* **What you need to do**: Retype the whole listing, please, keeping every line exact and dropping the pictures.
▼▼▼
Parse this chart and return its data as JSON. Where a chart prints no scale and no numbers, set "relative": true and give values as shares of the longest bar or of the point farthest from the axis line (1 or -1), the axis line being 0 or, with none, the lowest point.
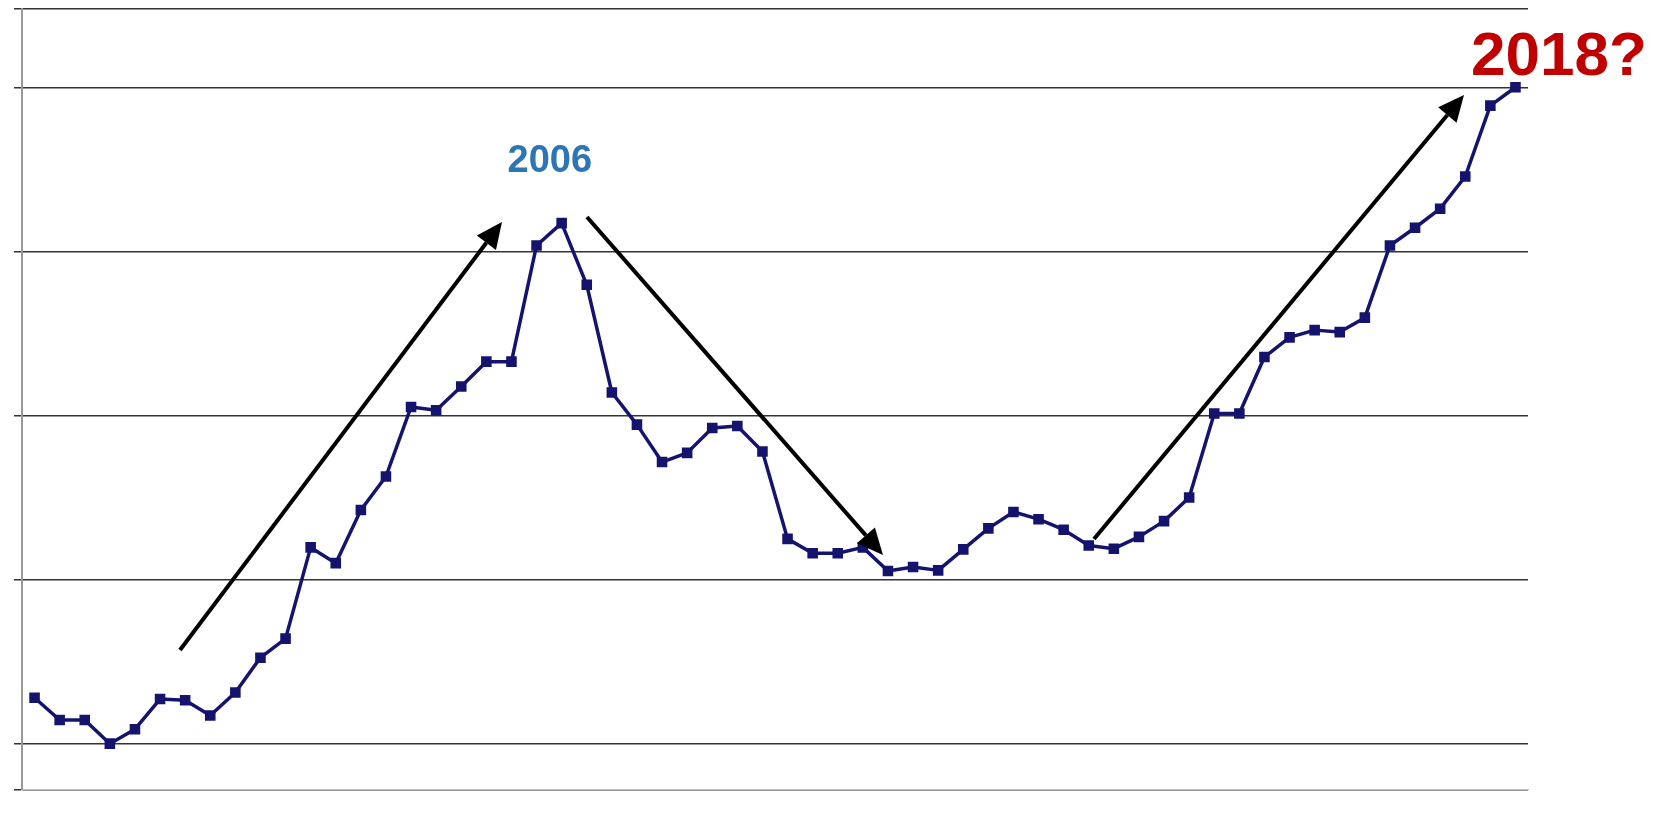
{
  "chart_data": {
    "type": "line",
    "relative": true,
    "grid": "y",
    "marker": "square",
    "line_style": "solid",
    "legend": false,
    "categories": [
      null,
      null,
      null,
      null,
      null,
      null,
      null,
      null,
      null,
      null,
      null,
      null,
      null,
      null,
      null,
      null,
      null,
      null,
      null,
      null,
      null,
      null,
      null,
      null,
      null,
      null,
      null,
      null,
      null,
      null,
      null,
      null,
      null,
      null,
      null,
      null,
      null,
      null,
      null,
      null,
      null,
      null,
      null,
      null,
      null,
      null,
      null,
      null,
      null,
      null,
      null,
      null,
      null,
      null,
      null,
      null,
      null,
      null,
      null,
      null
    ],
    "series": [
      {
        "color": "#14146e",
        "values": [
          0.07,
          0.036,
          0.036,
          0,
          0.022,
          0.068,
          0.066,
          0.043,
          0.078,
          0.131,
          0.16,
          0.299,
          0.275,
          0.356,
          0.407,
          0.513,
          0.508,
          0.544,
          0.582,
          0.582,
          0.759,
          0.793,
          0.699,
          0.535,
          0.486,
          0.429,
          0.443,
          0.481,
          0.484,
          0.445,
          0.312,
          0.29,
          0.29,
          0.299,
          0.263,
          0.269,
          0.264,
          0.296,
          0.328,
          0.353,
          0.342,
          0.326,
          0.302,
          0.297,
          0.315,
          0.339,
          0.375,
          0.503,
          0.503,
          0.589,
          0.619,
          0.63,
          0.627,
          0.649,
          0.759,
          0.786,
          0.815,
          0.864,
          0.972,
          1
        ]
      }
    ],
    "annotations": [
      "2006",
      "2018?"
    ]
  }
}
▲▲▲
* **Exercise solution**:
Parse this chart and return its data as JSON. Where a chart prints no scale and no numbers, set "relative": true and give values as shares of the longest bar or of the point farthest from the axis line (1 or -1), the axis line being 0 or, with none, the lowest point.
{
  "chart_data": {
    "type": "line",
    "relative": true,
    "grid": "y",
    "marker": "square",
    "line_style": "solid",
    "legend": false,
    "categories": [
      null,
      null,
      null,
      null,
      null,
      null,
      null,
      null,
      null,
      null,
      null,
      null,
      null,
      null,
      null,
      null,
      null,
      null,
      null,
      null,
      null,
      null,
      null,
      null,
      null,
      null,
      null,
      null,
      null,
      null,
      null,
      null,
      null,
      null,
      null,
      null,
      null,
      null,
      null,
      null,
      null,
      null,
      null,
      null,
      null,
      null,
      null,
      null,
      null,
      null,
      null,
      null,
      null,
      null,
      null,
      null,
      null,
      null,
      null,
      null
    ],
    "series": [
      {
        "color": "#14146e",
        "values": [
          0.07,
          0.036,
          0.036,
          0,
          0.022,
          0.068,
          0.066,
          0.043,
          0.078,
          0.131,
          0.16,
          0.299,
          0.275,
          0.356,
          0.407,
          0.513,
          0.508,
          0.544,
          0.582,
          0.582,
          0.759,
          0.793,
          0.699,
          0.535,
          0.486,
          0.429,
          0.443,
          0.481,
          0.484,
          0.445,
          0.312,
          0.29,
          0.29,
          0.299,
          0.263,
          0.269,
          0.264,
          0.296,
          0.328,
          0.353,
          0.342,
          0.326,
          0.302,
          0.297,
          0.315,
          0.339,
          0.375,
          0.503,
          0.503,
          0.589,
          0.619,
          0.63,
          0.627,
          0.649,
          0.759,
          0.786,
          0.815,
          0.864,
          0.972,
          1
        ]
      }
    ],
    "annotations": [
      "2006",
      "2018?"
    ]
  }
}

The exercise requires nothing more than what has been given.